**AIM 1:**
Based on the text on distributed cache in Hadoop MapReduce, decide whether each statement agrees with it, answering yes or no and quoting the deciding words: (a) Cached files are removed from the DataNodes once the job finishes. (b) The framework can cache large writable files. (c) The example counts the words in stopWords.txt along with those in lyrics.txt.

**EXTRACT PROVIDED:**
** START **

Distributed Cache in Hadoop MapReduce

Last Updated : 19 May, 2019

Hadoop’s MapReduce framework provides the facility to cache small to moderate read-only files such as text files, zip files, jar files etc. and broadcast them to all the Datanodes(worker-nodes) where MapReduce job is running. Each Datanode gets a copy of the file(local-copy) which is sent through Distributed Cache. When the job is finished these files are deleted from the DataNodes.

Why to cache a file?

There are some files which are required by MapReduce jobs so rather than reading every time from HDFS (increases seek time thus latency) for let’s say 100 times (if 100 Mappers are running) we just send the copy of the file to all the Datanode once.

Let’s see an example where we count the words from lyrics.txt except the words present in stopWords.txt. You can find these files in here.

Prerequisites:

1. Copy both the files from the local filesystem to HDFS.

** END **

(Stored items)
** START **

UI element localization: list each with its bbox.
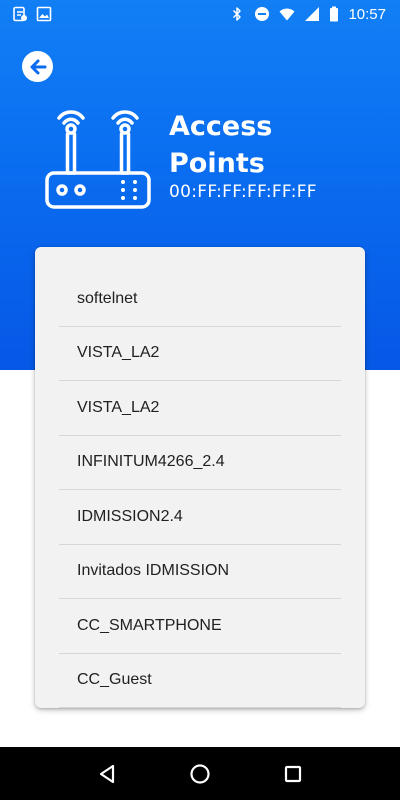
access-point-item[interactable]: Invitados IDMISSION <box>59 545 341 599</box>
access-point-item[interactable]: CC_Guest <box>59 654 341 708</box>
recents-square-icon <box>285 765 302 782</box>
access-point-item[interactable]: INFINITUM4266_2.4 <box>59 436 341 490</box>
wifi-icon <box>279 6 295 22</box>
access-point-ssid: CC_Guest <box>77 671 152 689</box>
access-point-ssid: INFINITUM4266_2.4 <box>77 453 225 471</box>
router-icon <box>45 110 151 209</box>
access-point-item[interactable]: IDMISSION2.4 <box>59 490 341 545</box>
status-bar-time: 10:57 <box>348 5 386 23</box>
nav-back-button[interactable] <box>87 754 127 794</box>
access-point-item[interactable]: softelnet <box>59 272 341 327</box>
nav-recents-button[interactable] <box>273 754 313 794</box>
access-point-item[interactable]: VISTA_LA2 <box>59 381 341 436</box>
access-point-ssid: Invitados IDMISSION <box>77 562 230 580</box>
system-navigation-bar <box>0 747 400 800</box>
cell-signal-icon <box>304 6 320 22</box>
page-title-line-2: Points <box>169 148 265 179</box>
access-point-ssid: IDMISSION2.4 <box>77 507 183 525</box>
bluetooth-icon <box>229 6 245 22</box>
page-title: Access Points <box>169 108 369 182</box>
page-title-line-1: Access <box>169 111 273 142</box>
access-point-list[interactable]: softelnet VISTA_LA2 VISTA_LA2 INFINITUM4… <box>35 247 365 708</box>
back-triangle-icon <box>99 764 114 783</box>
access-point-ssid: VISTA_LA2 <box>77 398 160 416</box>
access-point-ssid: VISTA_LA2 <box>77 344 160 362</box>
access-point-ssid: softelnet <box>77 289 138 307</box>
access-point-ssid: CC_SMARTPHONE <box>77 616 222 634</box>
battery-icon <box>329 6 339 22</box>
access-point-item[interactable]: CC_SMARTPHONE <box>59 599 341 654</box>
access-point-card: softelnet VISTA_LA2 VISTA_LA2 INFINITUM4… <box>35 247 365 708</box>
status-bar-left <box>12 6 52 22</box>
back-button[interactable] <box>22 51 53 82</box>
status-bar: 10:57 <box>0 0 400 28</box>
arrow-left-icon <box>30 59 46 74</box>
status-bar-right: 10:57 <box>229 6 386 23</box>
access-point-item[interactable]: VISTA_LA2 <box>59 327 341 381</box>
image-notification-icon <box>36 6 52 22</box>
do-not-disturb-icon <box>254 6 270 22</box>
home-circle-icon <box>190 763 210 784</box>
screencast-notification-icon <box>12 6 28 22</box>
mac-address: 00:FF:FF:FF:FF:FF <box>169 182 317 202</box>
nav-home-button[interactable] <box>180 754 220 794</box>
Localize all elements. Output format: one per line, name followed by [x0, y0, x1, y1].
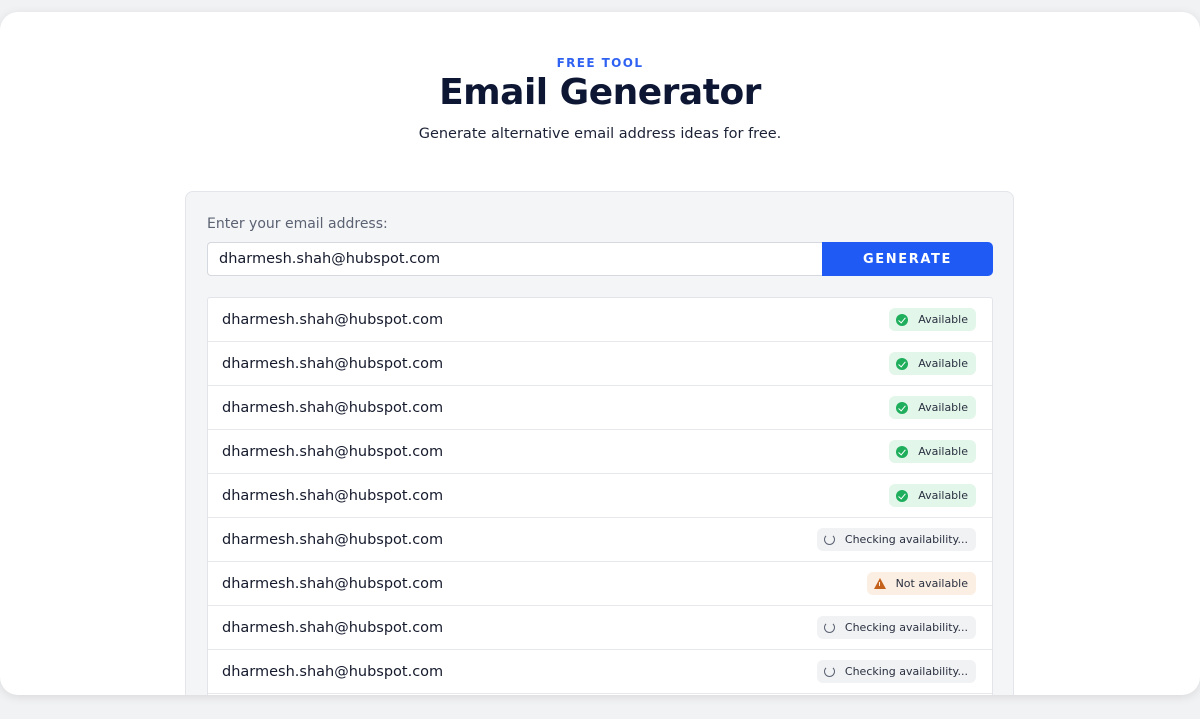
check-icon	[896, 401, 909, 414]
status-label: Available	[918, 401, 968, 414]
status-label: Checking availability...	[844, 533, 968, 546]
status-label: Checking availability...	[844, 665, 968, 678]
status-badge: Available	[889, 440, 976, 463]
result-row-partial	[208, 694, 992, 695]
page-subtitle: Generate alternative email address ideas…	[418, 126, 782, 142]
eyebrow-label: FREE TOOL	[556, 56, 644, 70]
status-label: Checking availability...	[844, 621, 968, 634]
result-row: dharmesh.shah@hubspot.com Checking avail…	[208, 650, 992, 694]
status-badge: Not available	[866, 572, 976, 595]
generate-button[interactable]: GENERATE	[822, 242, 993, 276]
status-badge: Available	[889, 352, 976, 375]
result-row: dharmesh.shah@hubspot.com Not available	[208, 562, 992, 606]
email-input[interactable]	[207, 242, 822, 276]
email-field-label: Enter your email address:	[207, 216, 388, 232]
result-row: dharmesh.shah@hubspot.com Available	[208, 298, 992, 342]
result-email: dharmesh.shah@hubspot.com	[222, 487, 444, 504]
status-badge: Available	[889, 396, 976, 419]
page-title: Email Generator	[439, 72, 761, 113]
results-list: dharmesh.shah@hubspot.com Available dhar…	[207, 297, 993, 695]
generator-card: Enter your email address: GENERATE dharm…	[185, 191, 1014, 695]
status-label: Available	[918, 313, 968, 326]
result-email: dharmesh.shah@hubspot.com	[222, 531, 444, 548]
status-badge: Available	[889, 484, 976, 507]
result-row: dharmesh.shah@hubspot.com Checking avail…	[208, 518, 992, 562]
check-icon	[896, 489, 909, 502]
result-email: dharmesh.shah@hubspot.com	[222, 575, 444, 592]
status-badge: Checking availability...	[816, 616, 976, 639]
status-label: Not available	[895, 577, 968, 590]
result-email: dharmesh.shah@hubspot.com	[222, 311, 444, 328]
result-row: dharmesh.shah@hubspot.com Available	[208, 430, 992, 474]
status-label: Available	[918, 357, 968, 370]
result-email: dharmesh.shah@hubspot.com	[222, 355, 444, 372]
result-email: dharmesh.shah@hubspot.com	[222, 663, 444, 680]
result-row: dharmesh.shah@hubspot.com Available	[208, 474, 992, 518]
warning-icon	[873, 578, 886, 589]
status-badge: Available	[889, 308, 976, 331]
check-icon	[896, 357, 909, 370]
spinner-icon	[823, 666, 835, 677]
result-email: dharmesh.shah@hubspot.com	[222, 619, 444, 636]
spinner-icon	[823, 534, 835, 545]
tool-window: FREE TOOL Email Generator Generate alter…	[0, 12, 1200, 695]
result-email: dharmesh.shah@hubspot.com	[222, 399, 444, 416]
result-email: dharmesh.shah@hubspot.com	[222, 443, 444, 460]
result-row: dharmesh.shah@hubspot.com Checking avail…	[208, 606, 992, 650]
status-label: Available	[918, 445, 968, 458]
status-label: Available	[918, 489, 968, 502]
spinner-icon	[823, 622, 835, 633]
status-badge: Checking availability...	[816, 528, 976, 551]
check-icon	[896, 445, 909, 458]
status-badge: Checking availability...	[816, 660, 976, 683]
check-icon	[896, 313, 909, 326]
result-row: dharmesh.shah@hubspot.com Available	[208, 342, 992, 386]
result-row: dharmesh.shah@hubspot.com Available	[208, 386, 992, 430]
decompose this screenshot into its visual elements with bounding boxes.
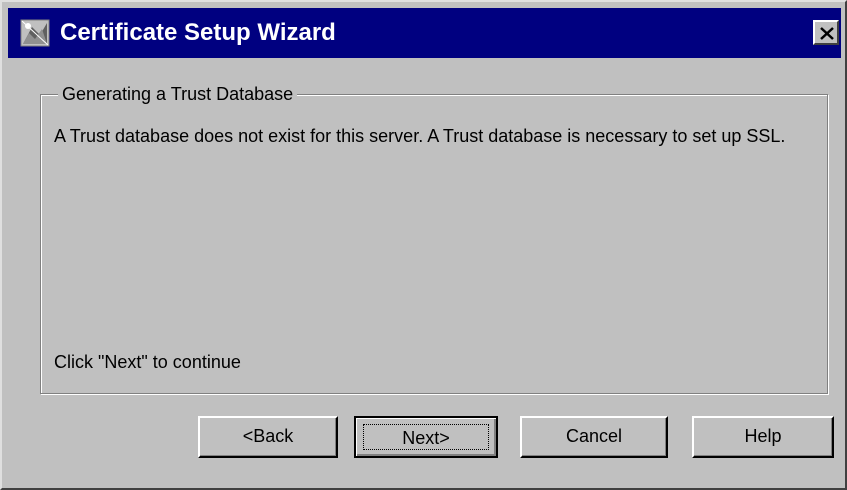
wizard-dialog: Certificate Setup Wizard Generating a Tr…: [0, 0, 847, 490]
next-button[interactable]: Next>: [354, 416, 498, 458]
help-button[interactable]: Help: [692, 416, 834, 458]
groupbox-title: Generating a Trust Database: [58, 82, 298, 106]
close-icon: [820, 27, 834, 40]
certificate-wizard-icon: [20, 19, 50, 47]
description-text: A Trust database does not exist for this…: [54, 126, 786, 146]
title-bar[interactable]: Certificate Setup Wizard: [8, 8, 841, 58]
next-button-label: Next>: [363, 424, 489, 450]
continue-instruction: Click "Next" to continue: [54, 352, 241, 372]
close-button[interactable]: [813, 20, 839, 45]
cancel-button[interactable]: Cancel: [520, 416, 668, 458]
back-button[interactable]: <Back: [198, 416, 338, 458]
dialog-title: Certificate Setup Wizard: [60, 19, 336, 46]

** END **

**AIM 2:**
In the records, retype the lines from the one containing "access-point-item[interactable]: Invitados IDMISSION" up to and including the one containing "bluetooth-icon <box>229 6 245 22</box>".

**FULL ANSWER 1:**
(a) Yes: "When the job is finished these files are deleted from the DataNodes."
(b) No: "cache small to moderate read-only files"
(c) No: "count the words from lyrics.txt except the words present in stopWords.txt"

**FULL ANSWER 2:**
access-point-item[interactable]: Invitados IDMISSION <box>59 545 341 599</box>
access-point-item[interactable]: CC_Guest <box>59 654 341 708</box>
recents-square-icon <box>285 765 302 782</box>
access-point-item[interactable]: INFINITUM4266_2.4 <box>59 436 341 490</box>
wifi-icon <box>279 6 295 22</box>
access-point-ssid: CC_Guest <box>77 671 152 689</box>
access-point-ssid: INFINITUM4266_2.4 <box>77 453 225 471</box>
router-icon <box>45 110 151 209</box>
access-point-item[interactable]: IDMISSION2.4 <box>59 490 341 545</box>
status-bar-time: 10:57 <box>348 5 386 23</box>
nav-back-button[interactable] <box>87 754 127 794</box>
access-point-item[interactable]: softelnet <box>59 272 341 327</box>
nav-recents-button[interactable] <box>273 754 313 794</box>
access-point-item[interactable]: VISTA_LA2 <box>59 381 341 436</box>
access-point-ssid: Invitados IDMISSION <box>77 562 230 580</box>
system-navigation-bar <box>0 747 400 800</box>
cell-signal-icon <box>304 6 320 22</box>
page-title-line-2: Points <box>169 148 265 179</box>
access-point-ssid: IDMISSION2.4 <box>77 507 183 525</box>
bluetooth-icon <box>229 6 245 22</box>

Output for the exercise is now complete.